begin Document

Muhamed Hevaji Uskufi Bosnevi (, born c. 1600 in Dobrnja near Tuzla, died after 1651) was a Bosnian poet and writer who used the Arebica script.

Uskufi is noted as the author of the first "Bosnian-Turkish" dictionary in 1631; Magbuli 'ari or Potur Sahidiya, one of the earliest dictionaries of the language in Bosnia. A hand-copy dating from 1798 is currently kept at the City Archive of Sarajevo. The dictionary, written in verse, contains more than 300-word explanations and over 700 words translated between Bosnian and Turkish. 

In his works, writing under the pseudonym Uskufi, Hevaji calls his language "Bosnian", and emphasizes his Bosnian descent. 

He is also the author of the religious and moral writing "Tabsirat al-'arifin" which is written partly in Turkish and partly in Bosnian, and the author of several poems in Turkish. From works written in his native tongue stand out "Ilahi bezeban-i Srb" (Nasheeds in Serbian) and "Bera- i da'vet-i iman be zeban-i Srb" (Call to Faith in Serbian). Possibly terms designating Serbian and Bosnian language in his work could be synonyms.

end Document
begin Dataset rows

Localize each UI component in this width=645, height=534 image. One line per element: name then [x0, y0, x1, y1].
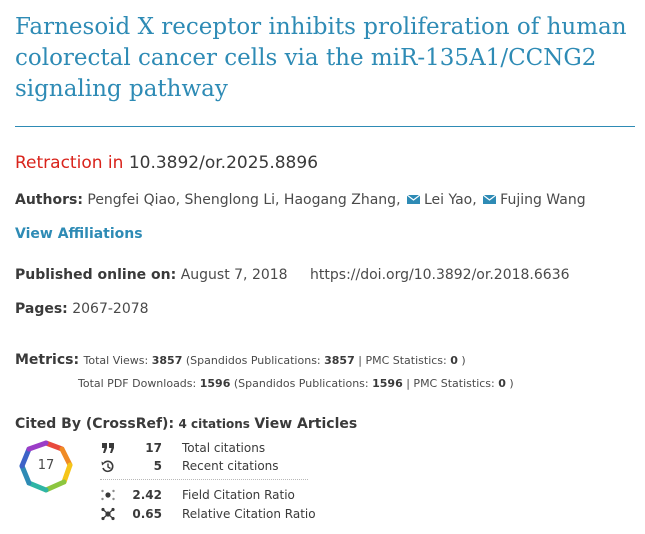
field-citation-ratio-label: Field Citation Ratio [182, 488, 295, 502]
cited-by-label: Cited By (CrossRef): [15, 416, 175, 432]
dimensions-badge-icon [19, 440, 73, 493]
relative-citation-ratio-value: 0.65 [132, 507, 162, 521]
view-affiliations-link[interactable]: View Affiliations [15, 226, 143, 242]
dimensions-badge[interactable]: 17 [15, 437, 77, 497]
retraction-label: Retraction in [15, 153, 124, 173]
published-row: Published online on: August 7, 2018 http… [15, 266, 570, 284]
published-date: August 7, 2018 [180, 267, 288, 283]
history-icon [101, 460, 114, 473]
metrics-row: Metrics: Total Views: 3857 (Spandidos Pu… [15, 351, 466, 370]
view-articles-link[interactable]: View Articles [254, 416, 358, 432]
envelope-icon[interactable] [406, 195, 420, 204]
article-doi-link[interactable]: https://doi.org/10.3892/or.2018.6636 [310, 267, 570, 283]
relative-ratio-icon [101, 507, 115, 521]
total-citations-value: 17 [145, 441, 162, 455]
quote-icon [102, 443, 114, 453]
author-corresponding-2[interactable]: Fujing Wang [500, 192, 586, 208]
retraction-notice: Retraction in 10.3892/or.2025.8896 [15, 152, 318, 174]
metrics-divider [100, 479, 308, 480]
dimensions-badge-number: 17 [37, 458, 55, 473]
pages-row: Pages: 2067-2078 [15, 300, 149, 318]
pages-range: 2067-2078 [72, 301, 149, 317]
envelope-icon[interactable] [483, 195, 497, 204]
cited-by-row: Cited By (CrossRef): 4 citations View Ar… [15, 415, 357, 433]
cited-by-count: 4 citations [178, 417, 250, 431]
total-pdf-downloads: Total PDF Downloads: 1596 (Spandidos Pub… [78, 377, 514, 390]
total-views: Total Views: 3857 (Spandidos Publication… [83, 354, 466, 367]
retraction-doi-link[interactable]: 10.3892/or.2025.8896 [128, 153, 319, 173]
authors-names: Pengfei Qiao, Shenglong Li, Haogang Zhan… [87, 192, 401, 208]
recent-citations-label: Recent citations [182, 459, 279, 473]
article-title: Farnesoid X receptor inhibits proliferat… [15, 14, 627, 102]
author-corresponding-1[interactable]: Lei Yao, [423, 192, 477, 208]
published-label: Published online on: [15, 267, 177, 283]
authors-label: Authors: [15, 192, 83, 208]
relative-citation-ratio-label: Relative Citation Ratio [182, 507, 316, 521]
field-ratio-icon [101, 489, 115, 501]
metrics-label: Metrics: [15, 352, 80, 368]
pages-label: Pages: [15, 301, 68, 317]
total-citations-label: Total citations [182, 441, 266, 455]
title-divider [15, 126, 635, 127]
field-citation-ratio-value: 2.42 [132, 488, 162, 502]
recent-citations-value: 5 [153, 459, 162, 473]
authors-row: Authors: Pengfei Qiao, Shenglong Li, Hao… [15, 191, 586, 209]
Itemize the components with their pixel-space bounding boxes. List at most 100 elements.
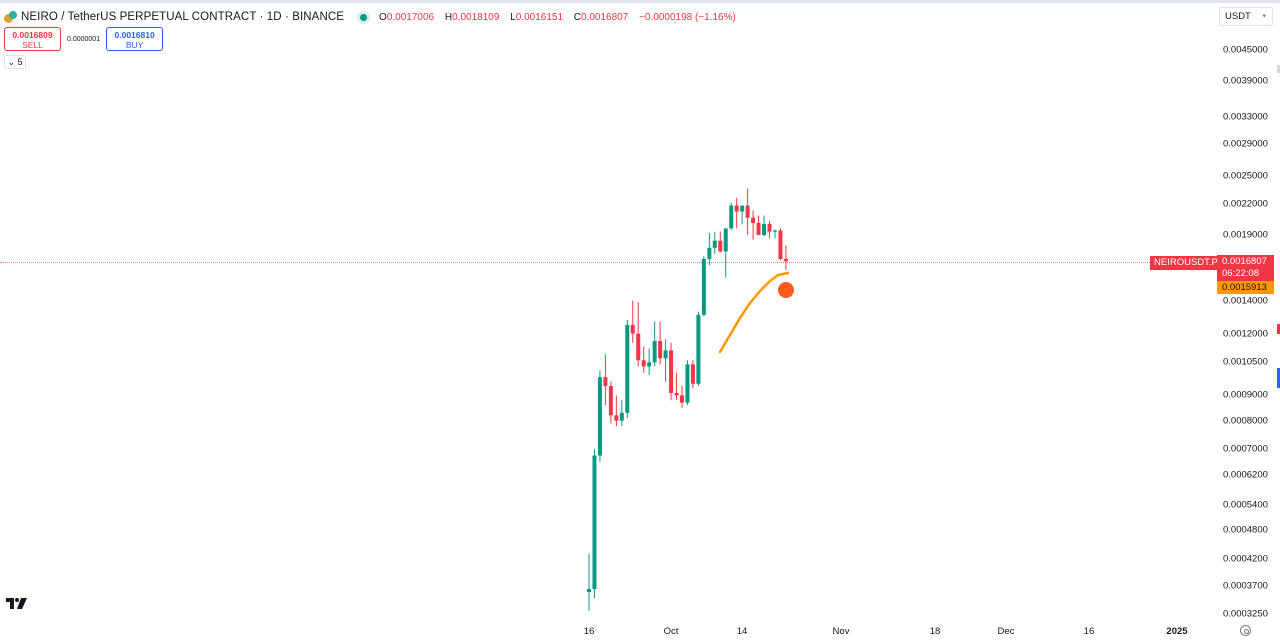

end Dataset rows

- **Given task 1**
Change "verse" to "rhyme" in the part of the Uskufi biography that opens with the words containing "Uskufi is noted" and closes with "Bosnian and Turkish.", and write that part out again.
- **Given task 2**
List every work that the Uskufi biography names by title as one of his.

- **Final result 1**
Uskufi is noted as the author of the first "Bosnian-Turkish" dictionary in 1631; Magbuli 'ari or Potur Sahidiya, one of the earliest dictionaries of the language in Bosnia. A hand-copy dating from 1798 is currently kept at the City Archive of Sarajevo. The dictionary, written in rhyme, contains more than 300-word explanations and over 700 words translated between Bosnian and Turkish.

- **Final result 2**
- Magbuli 'ari or Potur Sahidiya
- "Tabsirat al-'arifin"
- "Ilahi bezeban-i Srb" (Nasheeds in Serbian)
- "Bera- i da'vet-i iman be zeban-i Srb" (Call to Faith in Serbian)